» Given instruction
Reproduce every one of the items below word for word, line by line, without changing anything.

» Entries supplied

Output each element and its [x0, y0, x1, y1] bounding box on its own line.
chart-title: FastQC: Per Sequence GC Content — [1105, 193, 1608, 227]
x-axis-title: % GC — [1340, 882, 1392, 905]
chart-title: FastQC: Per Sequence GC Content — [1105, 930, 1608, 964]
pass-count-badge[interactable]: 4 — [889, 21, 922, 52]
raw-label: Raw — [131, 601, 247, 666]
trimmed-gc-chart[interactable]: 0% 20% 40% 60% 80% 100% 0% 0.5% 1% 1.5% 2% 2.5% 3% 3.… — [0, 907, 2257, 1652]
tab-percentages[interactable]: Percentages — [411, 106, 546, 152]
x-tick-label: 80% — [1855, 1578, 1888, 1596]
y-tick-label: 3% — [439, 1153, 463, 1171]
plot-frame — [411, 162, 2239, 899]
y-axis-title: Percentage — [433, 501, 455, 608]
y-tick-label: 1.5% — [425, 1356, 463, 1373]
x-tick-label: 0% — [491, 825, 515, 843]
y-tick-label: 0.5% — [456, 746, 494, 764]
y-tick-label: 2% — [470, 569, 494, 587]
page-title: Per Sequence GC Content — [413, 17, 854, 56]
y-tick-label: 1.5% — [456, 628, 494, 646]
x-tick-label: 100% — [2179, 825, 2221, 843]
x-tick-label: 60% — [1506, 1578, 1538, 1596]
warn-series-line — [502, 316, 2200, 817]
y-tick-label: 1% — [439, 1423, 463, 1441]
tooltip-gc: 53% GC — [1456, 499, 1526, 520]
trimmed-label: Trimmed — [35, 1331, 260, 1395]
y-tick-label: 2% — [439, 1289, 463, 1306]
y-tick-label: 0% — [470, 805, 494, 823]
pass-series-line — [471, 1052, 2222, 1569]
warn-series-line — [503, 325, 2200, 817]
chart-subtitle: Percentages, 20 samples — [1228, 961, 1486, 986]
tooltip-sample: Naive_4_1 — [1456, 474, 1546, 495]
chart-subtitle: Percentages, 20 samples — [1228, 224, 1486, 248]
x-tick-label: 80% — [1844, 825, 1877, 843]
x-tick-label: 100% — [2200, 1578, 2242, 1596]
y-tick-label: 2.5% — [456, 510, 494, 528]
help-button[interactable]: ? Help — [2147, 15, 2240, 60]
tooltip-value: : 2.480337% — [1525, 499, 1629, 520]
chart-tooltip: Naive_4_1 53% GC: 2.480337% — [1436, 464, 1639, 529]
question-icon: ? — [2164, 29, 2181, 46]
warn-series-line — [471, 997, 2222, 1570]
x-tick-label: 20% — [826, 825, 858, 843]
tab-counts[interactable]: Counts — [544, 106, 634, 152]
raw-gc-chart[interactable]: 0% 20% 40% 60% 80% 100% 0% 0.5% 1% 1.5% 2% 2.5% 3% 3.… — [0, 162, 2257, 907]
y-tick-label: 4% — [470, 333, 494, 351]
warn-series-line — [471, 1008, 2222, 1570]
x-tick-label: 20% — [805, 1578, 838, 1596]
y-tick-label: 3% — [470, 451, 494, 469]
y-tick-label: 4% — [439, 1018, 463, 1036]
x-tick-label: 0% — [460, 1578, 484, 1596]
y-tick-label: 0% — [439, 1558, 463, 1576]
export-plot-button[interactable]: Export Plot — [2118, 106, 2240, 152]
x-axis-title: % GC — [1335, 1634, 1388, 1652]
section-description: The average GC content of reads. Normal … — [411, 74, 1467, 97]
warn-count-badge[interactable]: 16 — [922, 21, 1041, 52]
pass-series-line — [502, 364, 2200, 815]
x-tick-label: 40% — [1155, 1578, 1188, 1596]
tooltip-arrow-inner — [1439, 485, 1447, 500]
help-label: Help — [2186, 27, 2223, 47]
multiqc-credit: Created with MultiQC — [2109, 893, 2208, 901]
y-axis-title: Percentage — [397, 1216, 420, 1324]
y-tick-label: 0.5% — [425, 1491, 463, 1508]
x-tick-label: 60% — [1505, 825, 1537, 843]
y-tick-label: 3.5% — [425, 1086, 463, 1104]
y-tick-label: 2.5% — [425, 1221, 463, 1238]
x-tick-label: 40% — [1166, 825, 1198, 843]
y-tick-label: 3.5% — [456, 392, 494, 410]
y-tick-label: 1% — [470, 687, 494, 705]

» The answer
Output each element and its [x0, y0, x1, y1] bounding box on its own line.
chart-title: FastQC: Per Sequence GC Content — [1105, 193, 1608, 227]
x-axis-title: % GC — [1340, 882, 1392, 905]
chart-title: FastQC: Per Sequence GC Content — [1105, 930, 1608, 964]
pass-count-badge[interactable]: 4 — [889, 21, 922, 52]
raw-label: Raw — [131, 601, 247, 666]
trimmed-gc-chart[interactable]: 0% 20% 40% 60% 80% 100% 0% 0.5% 1% 1.5% 2% 2.5% 3% 3.… — [0, 907, 2257, 1652]
tab-percentages[interactable]: Percentages — [411, 106, 546, 152]
x-tick-label: 80% — [1855, 1578, 1888, 1596]
y-tick-label: 3% — [439, 1153, 463, 1171]
plot-frame — [411, 162, 2239, 899]
y-axis-title: Percentage — [433, 501, 455, 608]
y-tick-label: 1.5% — [425, 1356, 463, 1373]
x-tick-label: 0% — [491, 825, 515, 843]
y-tick-label: 0.5% — [456, 746, 494, 764]
y-tick-label: 2% — [470, 569, 494, 587]
page-title: Per Sequence GC Content — [413, 17, 854, 56]
y-tick-label: 1.5% — [456, 628, 494, 646]
x-tick-label: 100% — [2179, 825, 2221, 843]
x-tick-label: 60% — [1506, 1578, 1538, 1596]
warn-series-line — [502, 316, 2200, 817]
y-tick-label: 1% — [439, 1423, 463, 1441]
tooltip-gc: 53% GC — [1456, 499, 1526, 520]
trimmed-label: Trimmed — [35, 1331, 260, 1395]
y-tick-label: 2% — [439, 1289, 463, 1306]
y-tick-label: 0% — [470, 805, 494, 823]
pass-series-line — [471, 1052, 2222, 1569]
warn-series-line — [503, 325, 2200, 817]
chart-subtitle: Percentages, 20 samples — [1228, 961, 1486, 986]
tooltip-sample: Naive_4_1 — [1456, 474, 1546, 495]
chart-subtitle: Percentages, 20 samples — [1228, 224, 1486, 248]
x-tick-label: 80% — [1844, 825, 1877, 843]
x-tick-label: 100% — [2200, 1578, 2242, 1596]
y-tick-label: 2.5% — [456, 510, 494, 528]
help-button[interactable]: ? Help — [2147, 15, 2240, 60]
tooltip-value: : 2.480337% — [1525, 499, 1629, 520]
chart-tooltip: Naive_4_1 53% GC: 2.480337% — [1436, 464, 1639, 529]
question-icon: ? — [2164, 29, 2181, 46]
warn-series-line — [471, 997, 2222, 1570]
x-tick-label: 20% — [826, 825, 858, 843]
tab-counts[interactable]: Counts — [544, 106, 634, 152]
raw-gc-chart[interactable]: 0% 20% 40% 60% 80% 100% 0% 0.5% 1% 1.5% 2% 2.5% 3% 3.… — [0, 162, 2257, 907]
y-tick-label: 4% — [470, 333, 494, 351]
warn-series-line — [471, 1008, 2222, 1570]
x-tick-label: 20% — [805, 1578, 838, 1596]
y-tick-label: 3% — [470, 451, 494, 469]
y-tick-label: 4% — [439, 1018, 463, 1036]
x-tick-label: 0% — [460, 1578, 484, 1596]
y-tick-label: 0% — [439, 1558, 463, 1576]
export-plot-button[interactable]: Export Plot — [2118, 106, 2240, 152]
x-axis-title: % GC — [1335, 1634, 1388, 1652]
section-description: The average GC content of reads. Normal … — [411, 74, 1467, 97]
warn-count-badge[interactable]: 16 — [922, 21, 1041, 52]
pass-series-line — [502, 364, 2200, 815]
x-tick-label: 40% — [1155, 1578, 1188, 1596]
tooltip-arrow-inner — [1439, 485, 1447, 500]
help-label: Help — [2186, 27, 2223, 47]
multiqc-credit: Created with MultiQC — [2109, 893, 2208, 901]
y-axis-title: Percentage — [397, 1216, 420, 1324]
y-tick-label: 0.5% — [425, 1491, 463, 1508]
x-tick-label: 60% — [1505, 825, 1537, 843]
y-tick-label: 3.5% — [425, 1086, 463, 1104]
y-tick-label: 2.5% — [425, 1221, 463, 1238]
x-tick-label: 40% — [1166, 825, 1198, 843]
y-tick-label: 3.5% — [456, 392, 494, 410]
y-tick-label: 1% — [470, 687, 494, 705]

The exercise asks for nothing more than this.